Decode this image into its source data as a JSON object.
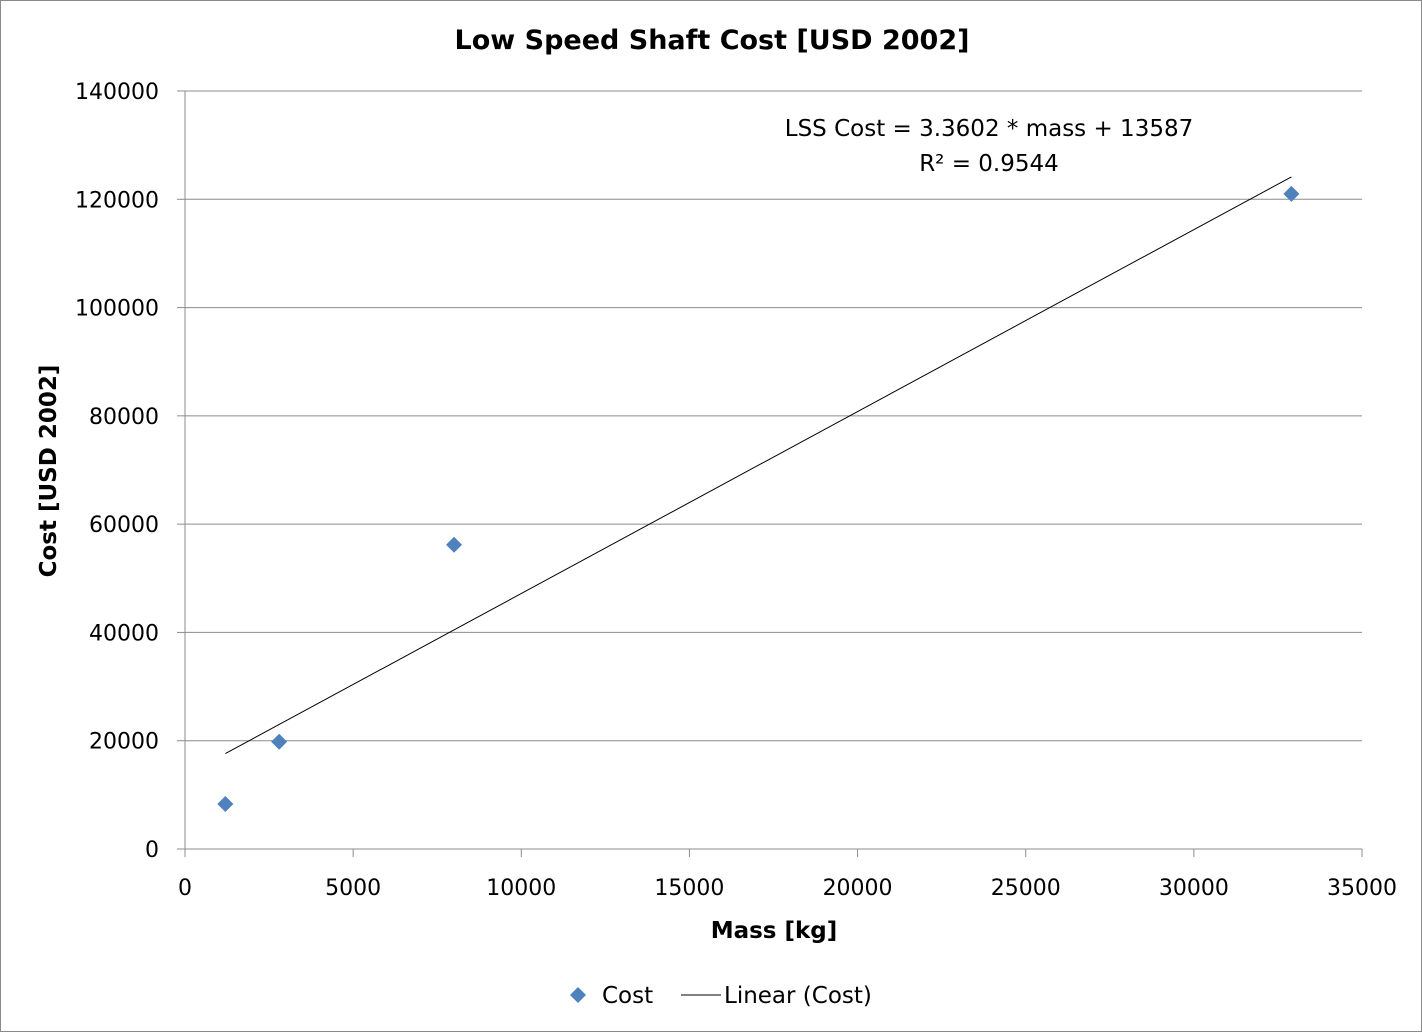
{
  "chart_data": {
    "type": "scatter",
    "title": "Low Speed Shaft Cost [USD 2002]",
    "xlabel": "Mass [kg]",
    "ylabel": "Cost [USD 2002]",
    "xlim": [
      0,
      35000
    ],
    "ylim": [
      0,
      140000
    ],
    "x_ticks": [
      "0",
      "5000",
      "10000",
      "15000",
      "20000",
      "25000",
      "30000",
      "35000"
    ],
    "y_ticks": [
      "0",
      "20000",
      "40000",
      "60000",
      "80000",
      "100000",
      "120000",
      "140000"
    ],
    "grid": {
      "horizontal": true,
      "vertical": false
    },
    "series": [
      {
        "name": "Cost",
        "marker": "diamond",
        "color": "#4f81bd",
        "points": [
          {
            "x": 1200,
            "y": 8300
          },
          {
            "x": 2800,
            "y": 19800
          },
          {
            "x": 8000,
            "y": 56200
          },
          {
            "x": 32900,
            "y": 121000
          }
        ]
      }
    ],
    "trendline": {
      "name": "Linear (Cost)",
      "type": "linear",
      "slope": 3.3602,
      "intercept": 13587,
      "x_range": [
        1200,
        32900
      ],
      "color": "#000000"
    },
    "annotation": {
      "line1": "LSS Cost = 3.3602 * mass + 13587",
      "line2": "R² = 0.9544"
    },
    "legend": {
      "position": "bottom",
      "items": [
        "Cost",
        "Linear (Cost)"
      ]
    }
  }
}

:::::

Without the pictures, write out all of the material exactly.

EXERCISE ANSWER —
Decode this image into its source data as a JSON object.
{
  "chart_data": {
    "type": "scatter",
    "title": "Low Speed Shaft Cost [USD 2002]",
    "xlabel": "Mass [kg]",
    "ylabel": "Cost [USD 2002]",
    "xlim": [
      0,
      35000
    ],
    "ylim": [
      0,
      140000
    ],
    "x_ticks": [
      "0",
      "5000",
      "10000",
      "15000",
      "20000",
      "25000",
      "30000",
      "35000"
    ],
    "y_ticks": [
      "0",
      "20000",
      "40000",
      "60000",
      "80000",
      "100000",
      "120000",
      "140000"
    ],
    "grid": {
      "horizontal": true,
      "vertical": false
    },
    "series": [
      {
        "name": "Cost",
        "marker": "diamond",
        "color": "#4f81bd",
        "points": [
          {
            "x": 1200,
            "y": 8300
          },
          {
            "x": 2800,
            "y": 19800
          },
          {
            "x": 8000,
            "y": 56200
          },
          {
            "x": 32900,
            "y": 121000
          }
        ]
      }
    ],
    "trendline": {
      "name": "Linear (Cost)",
      "type": "linear",
      "slope": 3.3602,
      "intercept": 13587,
      "x_range": [
        1200,
        32900
      ],
      "color": "#000000"
    },
    "annotation": {
      "line1": "LSS Cost = 3.3602 * mass + 13587",
      "line2": "R² = 0.9544"
    },
    "legend": {
      "position": "bottom",
      "items": [
        "Cost",
        "Linear (Cost)"
      ]
    }
  }
}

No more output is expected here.